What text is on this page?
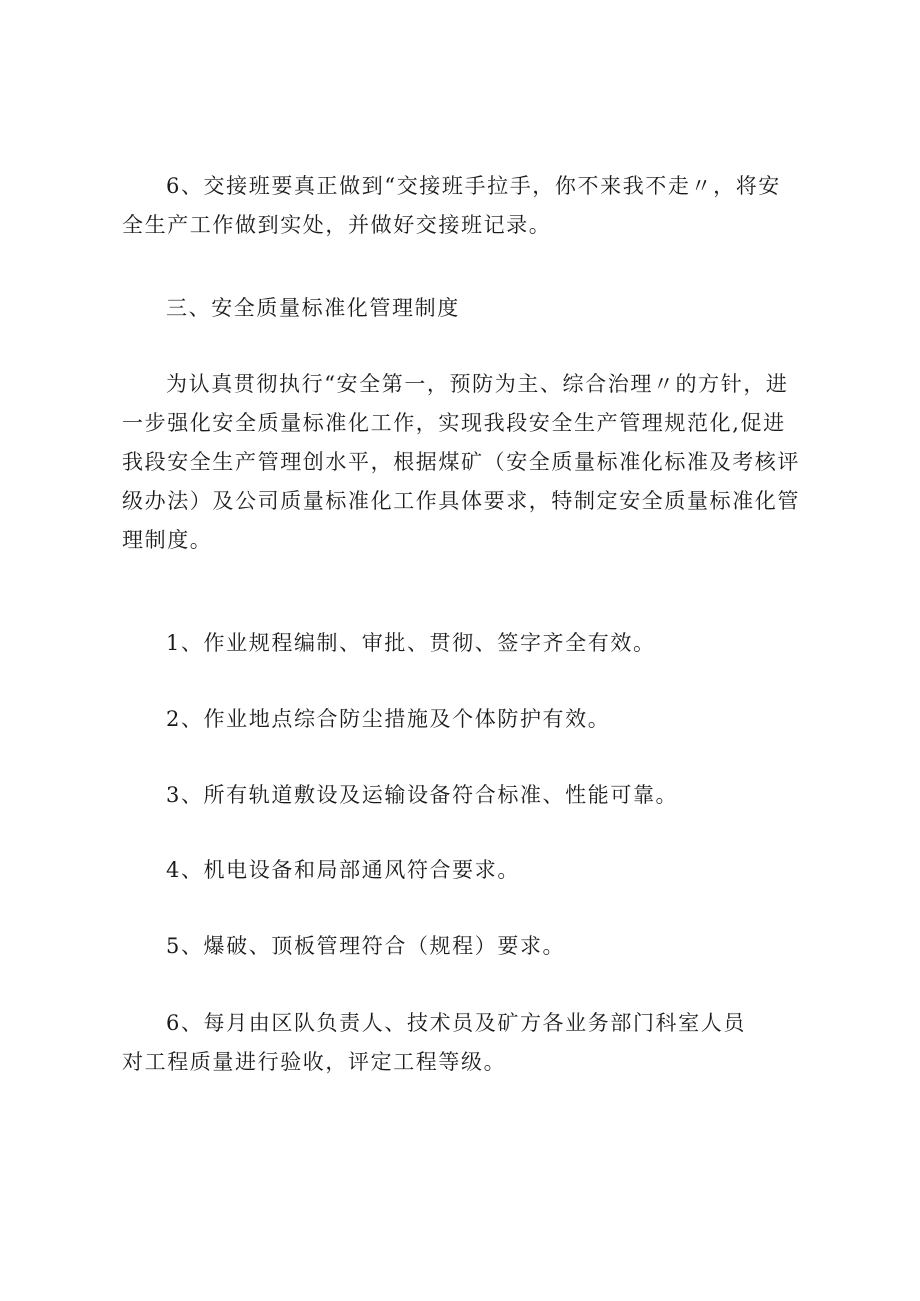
6、交接班要真正做到“交接班手拉手，你不来我不走〃，将安
全生产工作做到实处，并做好交接班记录。
三、安全质量标准化管理制度
为认真贯彻执行“安全第一，预防为主、综合治理〃的方针，进
一步强化安全质量标准化工作，实现我段安全生产管理规范化,促进
我段安全生产管理创水平，根据煤矿（安全质量标准化标准及考核评
级办法）及公司质量标准化工作具体要求，特制定安全质量标准化管
理制度。
1、作业规程编制、审批、贯彻、签字齐全有效。
2、作业地点综合防尘措施及个体防护有效。
3、所有轨道敷设及运输设备符合标准、性能可靠。
4、机电设备和局部通风符合要求。
5、爆破、顶板管理符合（规程）要求。
6、每月由区队负责人、技术员及矿方各业务部门科室人员
对工程质量进行验收，评定工程等级。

****

▶ Goal
Make an exact copy of all the material, but keep the pictures out of it.

▶ Task output
What text is on this page?
6、交接班要真正做到“交接班手拉手，你不来我不走〃，将安
全生产工作做到实处，并做好交接班记录。
三、安全质量标准化管理制度
为认真贯彻执行“安全第一，预防为主、综合治理〃的方针，进
一步强化安全质量标准化工作，实现我段安全生产管理规范化,促进
我段安全生产管理创水平，根据煤矿（安全质量标准化标准及考核评
级办法）及公司质量标准化工作具体要求，特制定安全质量标准化管
理制度。
1、作业规程编制、审批、贯彻、签字齐全有效。
2、作业地点综合防尘措施及个体防护有效。
3、所有轨道敷设及运输设备符合标准、性能可靠。
4、机电设备和局部通风符合要求。
5、爆破、顶板管理符合（规程）要求。
6、每月由区队负责人、技术员及矿方各业务部门科室人员
对工程质量进行验收，评定工程等级。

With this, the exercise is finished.